## Challenge
All of the entries must be reproduced exactly, with no images carried over.

## Task input
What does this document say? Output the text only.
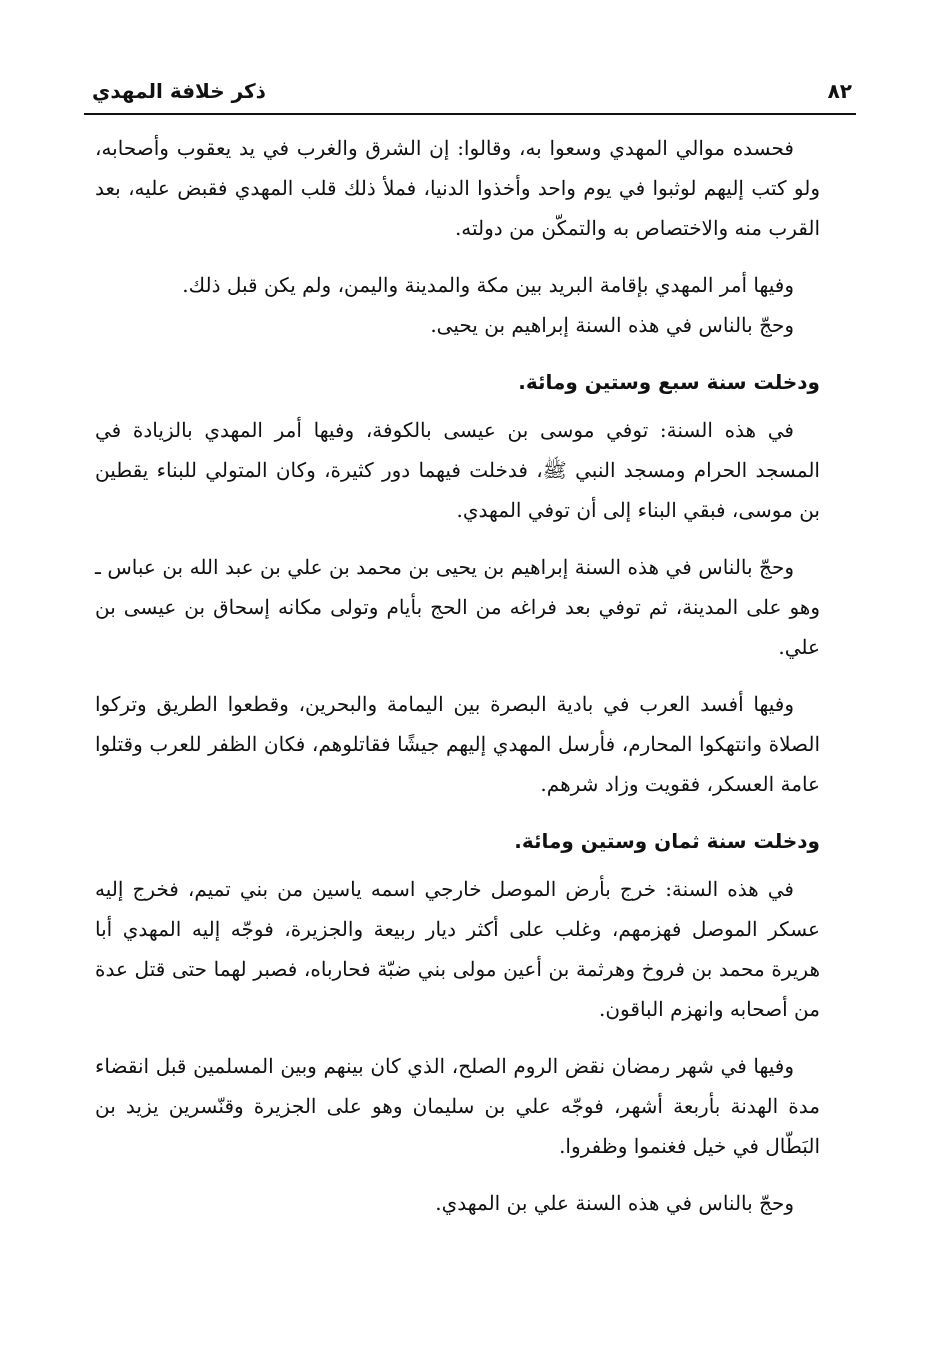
٨٢
ذكر خلافة المهدي

فحسده موالي المهدي وسعوا به، وقالوا: إن الشرق والغرب في يد يعقوب وأصحابه، ولو كتب إليهم لوثبوا في يوم واحد وأخذوا الدنيا، فملأ ذلك قلب المهدي فقبض عليه، بعد القرب منه والاختصاص به والتمكّن من دولته.

وفيها أمر المهدي بإقامة البريد بين مكة والمدينة واليمن، ولم يكن قبل ذلك.

وحجّ بالناس في هذه السنة إبراهيم بن يحيى.

ودخلت سنة سبع وستين ومائة.

في هذه السنة: توفي موسى بن عيسى بالكوفة، وفيها أمر المهدي بالزيادة في المسجد الحرام ومسجد النبي ﷺ، فدخلت فيهما دور كثيرة، وكان المتولي للبناء يقطين بن موسى، فبقي البناء إلى أن توفي المهدي.

وحجّ بالناس في هذه السنة إبراهيم بن يحيى بن محمد بن علي بن عبد الله بن عباس ـ وهو على المدينة، ثم توفي بعد فراغه من الحج بأيام وتولى مكانه إسحاق بن عيسى بن علي.

وفيها أفسد العرب في بادية البصرة بين اليمامة والبحرين، وقطعوا الطريق وتركوا الصلاة وانتهكوا المحارم، فأرسل المهدي إليهم جيشًا فقاتلوهم، فكان الظفر للعرب وقتلوا عامة العسكر، فقويت وزاد شرهم.

ودخلت سنة ثمان وستين ومائة.

في هذه السنة: خرج بأرض الموصل خارجي اسمه ياسين من بني تميم، فخرج إليه عسكر الموصل فهزمهم، وغلب على أكثر ديار ربيعة والجزيرة، فوجّه إليه المهدي أبا هريرة محمد بن فروخ وهرثمة بن أعين مولى بني ضبّة فحارباه، فصبر لهما حتى قتل عدة من أصحابه وانهزم الباقون.

وفيها في شهر رمضان نقض الروم الصلح، الذي كان بينهم وبين المسلمين قبل انقضاء مدة الهدنة بأربعة أشهر، فوجّه علي بن سليمان وهو على الجزيرة وقنّسرين يزيد بن البَطّال في خيل فغنموا وظفروا.

وحجّ بالناس في هذه السنة علي بن المهدي.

## Answer to the problem
What does this document say? Output the text only.
٨٢
ذكر خلافة المهدي

فحسده موالي المهدي وسعوا به، وقالوا: إن الشرق والغرب في يد يعقوب وأصحابه، ولو كتب إليهم لوثبوا في يوم واحد وأخذوا الدنيا، فملأ ذلك قلب المهدي فقبض عليه، بعد القرب منه والاختصاص به والتمكّن من دولته.

وفيها أمر المهدي بإقامة البريد بين مكة والمدينة واليمن، ولم يكن قبل ذلك.

وحجّ بالناس في هذه السنة إبراهيم بن يحيى.

ودخلت سنة سبع وستين ومائة.

في هذه السنة: توفي موسى بن عيسى بالكوفة، وفيها أمر المهدي بالزيادة في المسجد الحرام ومسجد النبي ﷺ، فدخلت فيهما دور كثيرة، وكان المتولي للبناء يقطين بن موسى، فبقي البناء إلى أن توفي المهدي.

وحجّ بالناس في هذه السنة إبراهيم بن يحيى بن محمد بن علي بن عبد الله بن عباس ـ وهو على المدينة، ثم توفي بعد فراغه من الحج بأيام وتولى مكانه إسحاق بن عيسى بن علي.

وفيها أفسد العرب في بادية البصرة بين اليمامة والبحرين، وقطعوا الطريق وتركوا الصلاة وانتهكوا المحارم، فأرسل المهدي إليهم جيشًا فقاتلوهم، فكان الظفر للعرب وقتلوا عامة العسكر، فقويت وزاد شرهم.

ودخلت سنة ثمان وستين ومائة.

في هذه السنة: خرج بأرض الموصل خارجي اسمه ياسين من بني تميم، فخرج إليه عسكر الموصل فهزمهم، وغلب على أكثر ديار ربيعة والجزيرة، فوجّه إليه المهدي أبا هريرة محمد بن فروخ وهرثمة بن أعين مولى بني ضبّة فحارباه، فصبر لهما حتى قتل عدة من أصحابه وانهزم الباقون.

وفيها في شهر رمضان نقض الروم الصلح، الذي كان بينهم وبين المسلمين قبل انقضاء مدة الهدنة بأربعة أشهر، فوجّه علي بن سليمان وهو على الجزيرة وقنّسرين يزيد بن البَطّال في خيل فغنموا وظفروا.

وحجّ بالناس في هذه السنة علي بن المهدي.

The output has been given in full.